Every line of the records must be repeated exactly; pictures stay out.
:: Supplied records ::
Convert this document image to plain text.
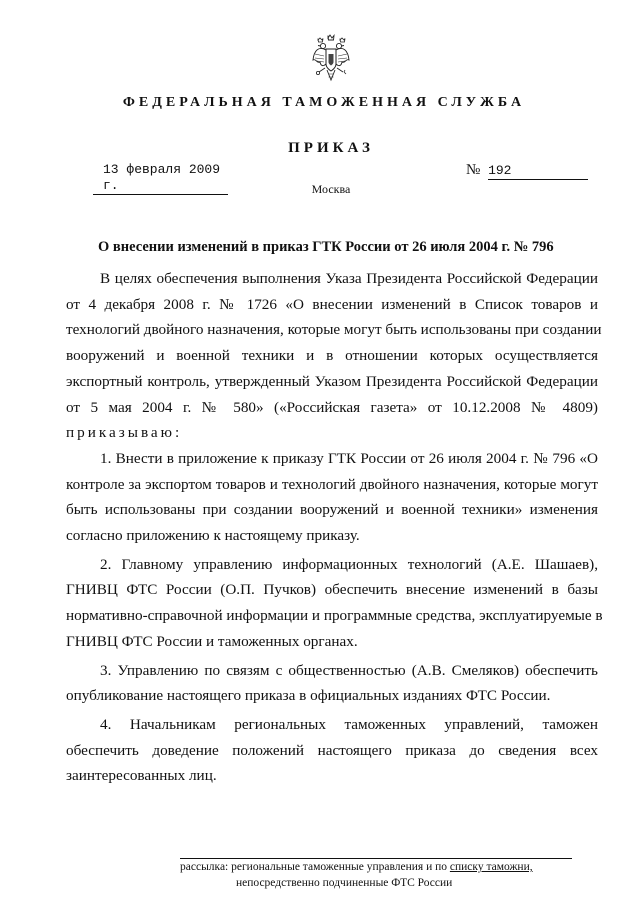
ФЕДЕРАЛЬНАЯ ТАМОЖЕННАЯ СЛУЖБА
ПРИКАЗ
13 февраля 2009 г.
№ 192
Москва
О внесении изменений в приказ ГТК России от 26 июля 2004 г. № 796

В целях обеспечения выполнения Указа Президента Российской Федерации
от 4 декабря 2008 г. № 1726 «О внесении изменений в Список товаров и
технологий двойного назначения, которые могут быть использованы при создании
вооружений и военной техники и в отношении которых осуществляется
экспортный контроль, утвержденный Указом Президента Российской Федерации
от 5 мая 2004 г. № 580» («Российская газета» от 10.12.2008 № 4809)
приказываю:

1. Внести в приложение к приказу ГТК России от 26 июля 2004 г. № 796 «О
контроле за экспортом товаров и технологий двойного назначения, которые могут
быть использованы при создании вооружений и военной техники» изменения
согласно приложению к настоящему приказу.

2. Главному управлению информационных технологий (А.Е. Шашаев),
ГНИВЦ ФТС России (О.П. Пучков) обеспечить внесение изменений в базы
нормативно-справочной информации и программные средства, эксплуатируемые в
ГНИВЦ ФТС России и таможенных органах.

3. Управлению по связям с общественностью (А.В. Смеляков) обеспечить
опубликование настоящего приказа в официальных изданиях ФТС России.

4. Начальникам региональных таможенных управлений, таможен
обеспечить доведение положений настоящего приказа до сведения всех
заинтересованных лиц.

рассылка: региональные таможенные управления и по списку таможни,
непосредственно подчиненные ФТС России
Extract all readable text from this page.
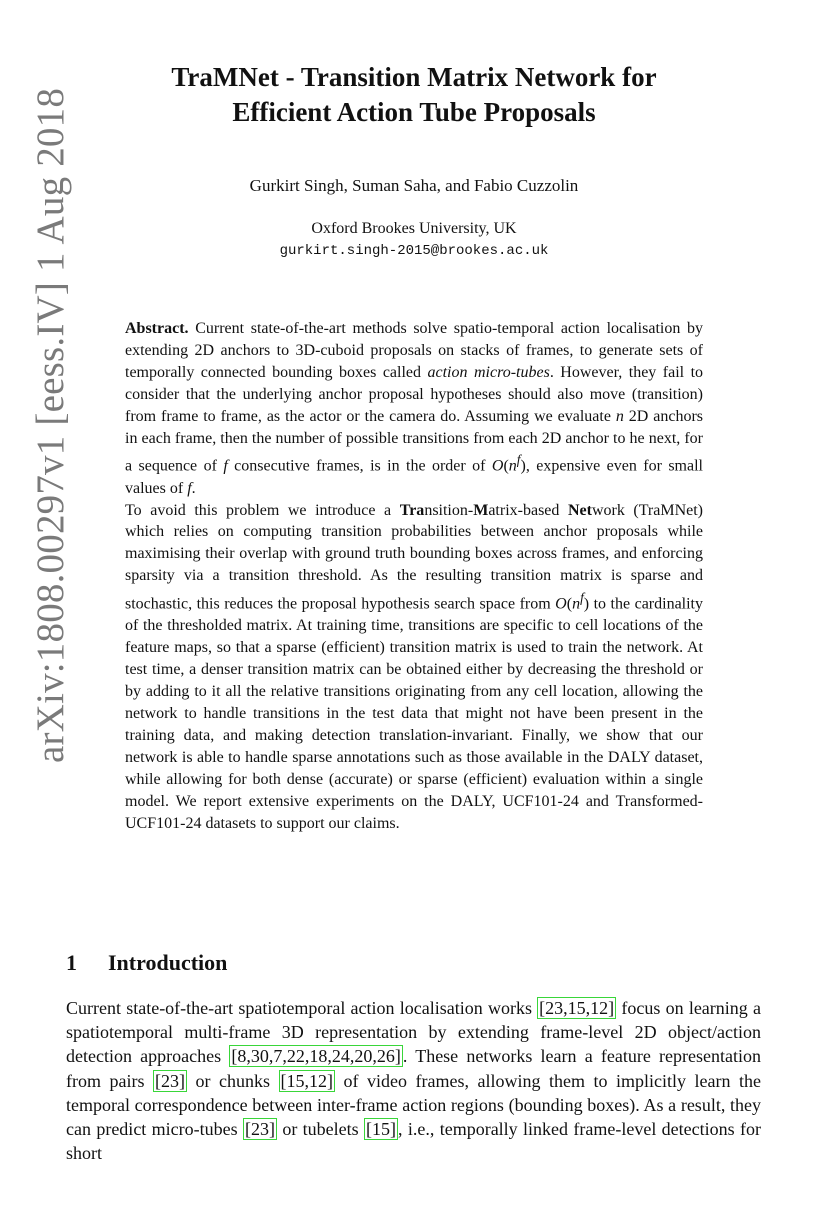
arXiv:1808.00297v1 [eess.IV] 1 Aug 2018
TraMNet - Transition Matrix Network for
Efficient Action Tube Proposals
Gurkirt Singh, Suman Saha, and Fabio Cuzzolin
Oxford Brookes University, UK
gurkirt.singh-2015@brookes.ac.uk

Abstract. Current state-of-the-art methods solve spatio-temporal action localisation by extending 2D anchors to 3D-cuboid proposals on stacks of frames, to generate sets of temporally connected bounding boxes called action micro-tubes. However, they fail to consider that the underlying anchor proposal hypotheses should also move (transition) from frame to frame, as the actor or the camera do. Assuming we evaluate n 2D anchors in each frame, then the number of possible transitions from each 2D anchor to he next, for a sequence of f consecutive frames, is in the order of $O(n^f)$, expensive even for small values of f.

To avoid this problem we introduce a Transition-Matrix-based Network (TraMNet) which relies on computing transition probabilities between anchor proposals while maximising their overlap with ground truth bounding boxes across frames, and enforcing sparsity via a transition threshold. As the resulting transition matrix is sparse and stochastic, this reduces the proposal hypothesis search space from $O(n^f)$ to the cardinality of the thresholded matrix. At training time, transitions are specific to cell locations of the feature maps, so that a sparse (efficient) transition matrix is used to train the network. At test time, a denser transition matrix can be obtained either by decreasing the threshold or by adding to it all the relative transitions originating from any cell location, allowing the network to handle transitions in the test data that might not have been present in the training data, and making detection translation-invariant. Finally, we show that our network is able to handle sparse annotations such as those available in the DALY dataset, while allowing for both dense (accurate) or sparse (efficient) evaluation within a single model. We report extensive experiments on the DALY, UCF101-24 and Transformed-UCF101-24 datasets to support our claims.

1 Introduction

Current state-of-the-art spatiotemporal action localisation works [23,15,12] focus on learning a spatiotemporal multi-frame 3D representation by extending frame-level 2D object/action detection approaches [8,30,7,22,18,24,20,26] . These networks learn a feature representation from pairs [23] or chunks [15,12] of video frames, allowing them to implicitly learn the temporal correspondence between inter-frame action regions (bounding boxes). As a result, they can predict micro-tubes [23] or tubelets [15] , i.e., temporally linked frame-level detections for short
:::
- [Completed task]
Convert this document image to plain text.
ФЕДЕРАЛЬНАЯ ТАМОЖЕННАЯ СЛУЖБА
ПРИКАЗ
13 февраля 2009 г.
№ 192
Москва
О внесении изменений в приказ ГТК России от 26 июля 2004 г. № 796

В целях обеспечения выполнения Указа Президента Российской Федерации
от 4 декабря 2008 г. № 1726 «О внесении изменений в Список товаров и
технологий двойного назначения, которые могут быть использованы при создании
вооружений и военной техники и в отношении которых осуществляется
экспортный контроль, утвержденный Указом Президента Российской Федерации
от 5 мая 2004 г. № 580» («Российская газета» от 10.12.2008 № 4809)
приказываю:

1. Внести в приложение к приказу ГТК России от 26 июля 2004 г. № 796 «О
контроле за экспортом товаров и технологий двойного назначения, которые могут
быть использованы при создании вооружений и военной техники» изменения
согласно приложению к настоящему приказу.

2. Главному управлению информационных технологий (А.Е. Шашаев),
ГНИВЦ ФТС России (О.П. Пучков) обеспечить внесение изменений в базы
нормативно-справочной информации и программные средства, эксплуатируемые в
ГНИВЦ ФТС России и таможенных органах.

3. Управлению по связям с общественностью (А.В. Смеляков) обеспечить
опубликование настоящего приказа в официальных изданиях ФТС России.

4. Начальникам региональных таможенных управлений, таможен
обеспечить доведение положений настоящего приказа до сведения всех
заинтересованных лиц.

рассылка: региональные таможенные управления и по списку таможни,
непосредственно подчиненные ФТС России
Extract all readable text from this page.
arXiv:1808.00297v1 [eess.IV] 1 Aug 2018
TraMNet - Transition Matrix Network for
Efficient Action Tube Proposals
Gurkirt Singh, Suman Saha, and Fabio Cuzzolin
Oxford Brookes University, UK
gurkirt.singh-2015@brookes.ac.uk

Abstract. Current state-of-the-art methods solve spatio-temporal action localisation by extending 2D anchors to 3D-cuboid proposals on stacks of frames, to generate sets of temporally connected bounding boxes called action micro-tubes. However, they fail to consider that the underlying anchor proposal hypotheses should also move (transition) from frame to frame, as the actor or the camera do. Assuming we evaluate n 2D anchors in each frame, then the number of possible transitions from each 2D anchor to he next, for a sequence of f consecutive frames, is in the order of $O(n^f)$, expensive even for small values of f.

To avoid this problem we introduce a Transition-Matrix-based Network (TraMNet) which relies on computing transition probabilities between anchor proposals while maximising their overlap with ground truth bounding boxes across frames, and enforcing sparsity via a transition threshold. As the resulting transition matrix is sparse and stochastic, this reduces the proposal hypothesis search space from $O(n^f)$ to the cardinality of the thresholded matrix. At training time, transitions are specific to cell locations of the feature maps, so that a sparse (efficient) transition matrix is used to train the network. At test time, a denser transition matrix can be obtained either by decreasing the threshold or by adding to it all the relative transitions originating from any cell location, allowing the network to handle transitions in the test data that might not have been present in the training data, and making detection translation-invariant. Finally, we show that our network is able to handle sparse annotations such as those available in the DALY dataset, while allowing for both dense (accurate) or sparse (efficient) evaluation within a single model. We report extensive experiments on the DALY, UCF101-24 and Transformed-UCF101-24 datasets to support our claims.

1 Introduction

Current state-of-the-art spatiotemporal action localisation works [23,15,12] focus on learning a spatiotemporal multi-frame 3D representation by extending frame-level 2D object/action detection approaches [8,30,7,22,18,24,20,26] . These networks learn a feature representation from pairs [23] or chunks [15,12] of video frames, allowing them to implicitly learn the temporal correspondence between inter-frame action regions (bounding boxes). As a result, they can predict micro-tubes [23] or tubelets [15] , i.e., temporally linked frame-level detections for short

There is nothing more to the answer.